=== GIVEN REQUEST ===
Keep only the lines that hold the string "JSON", filtering out the rest of the entries below.

(begin)

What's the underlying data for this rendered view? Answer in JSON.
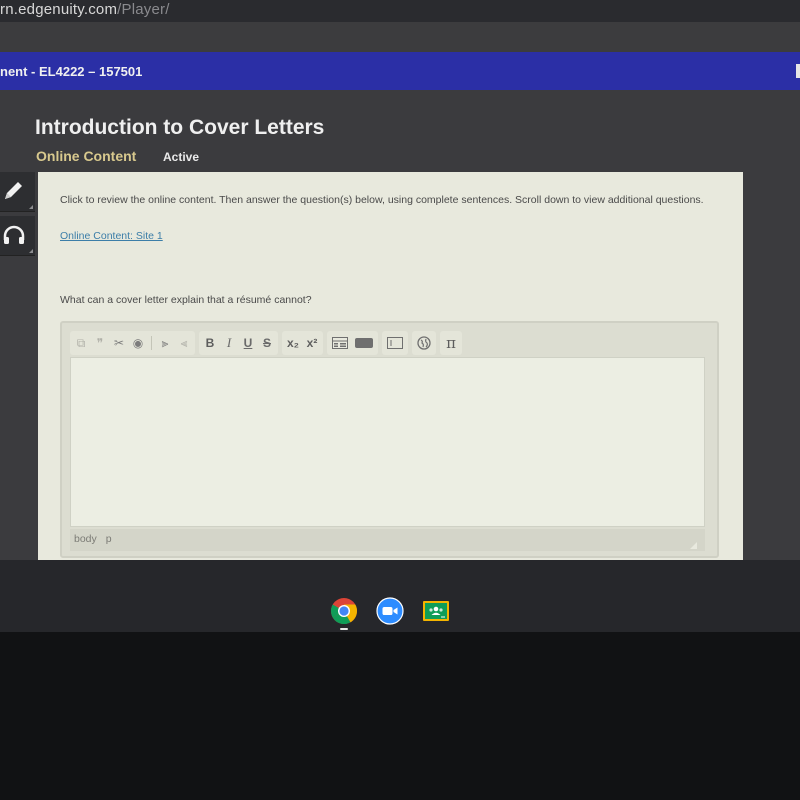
{
  "browser": {
    "url_host": "rn.edgenuity.com",
    "url_path": "/Player/"
  },
  "header": {
    "breadcrumb": "nent - EL4222 – 157501"
  },
  "page": {
    "title": "Introduction to Cover Letters",
    "section": "Online Content",
    "status": "Active"
  },
  "side_tools": [
    {
      "icon": "pencil-icon"
    },
    {
      "icon": "headphones-icon"
    }
  ],
  "content": {
    "instructions": "Click to review the online content. Then answer the question(s) below, using complete sentences. Scroll down to view additional questions.",
    "link_label": "Online Content: Site 1",
    "question": "What can a cover letter explain that a résumé cannot?"
  },
  "editor": {
    "toolbar": {
      "copy": "⧉",
      "quote": "❞",
      "cut": "✂",
      "record": "◉",
      "indent": "⫸",
      "outdent": "⫷",
      "bold": "B",
      "italic": "I",
      "underline": "U",
      "strike": "S",
      "subscript": "x₂",
      "superscript": "x²",
      "pi": "π"
    },
    "value": "",
    "status_path": [
      "body",
      "p"
    ]
  },
  "shelf": {
    "apps": [
      "Chrome",
      "Zoom",
      "Google Classroom"
    ]
  },
  "colors": {
    "header_blue": "#2b2fa6",
    "section_gold": "#d8c98e",
    "link_blue": "#3c7ea8",
    "panel_bg": "#e8e9dd"
  }
}
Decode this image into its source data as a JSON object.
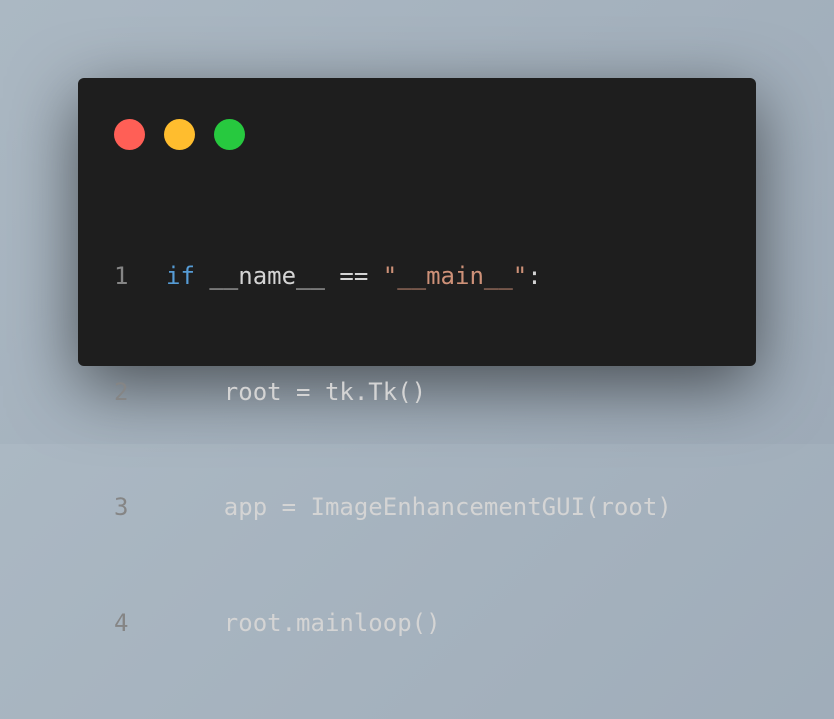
{
  "window_controls": {
    "close_color": "#ff5f56",
    "minimize_color": "#ffbd2e",
    "maximize_color": "#27c93f"
  },
  "code": {
    "language": "python",
    "lines": [
      {
        "number": "1",
        "keyword": "if",
        "text": " __name__ == ",
        "string": "\"__main__\"",
        "tail": ":"
      },
      {
        "number": "2",
        "text": "    root = tk.Tk()"
      },
      {
        "number": "3",
        "text": "    app = ImageEnhancementGUI(root)"
      },
      {
        "number": "4",
        "text": "    root.mainloop()"
      }
    ]
  }
}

(end)

=== RESULT BELOW ===
What's the underlying data for this rendered view? Answer in JSON.
Decode this image into its source data as a JSON object.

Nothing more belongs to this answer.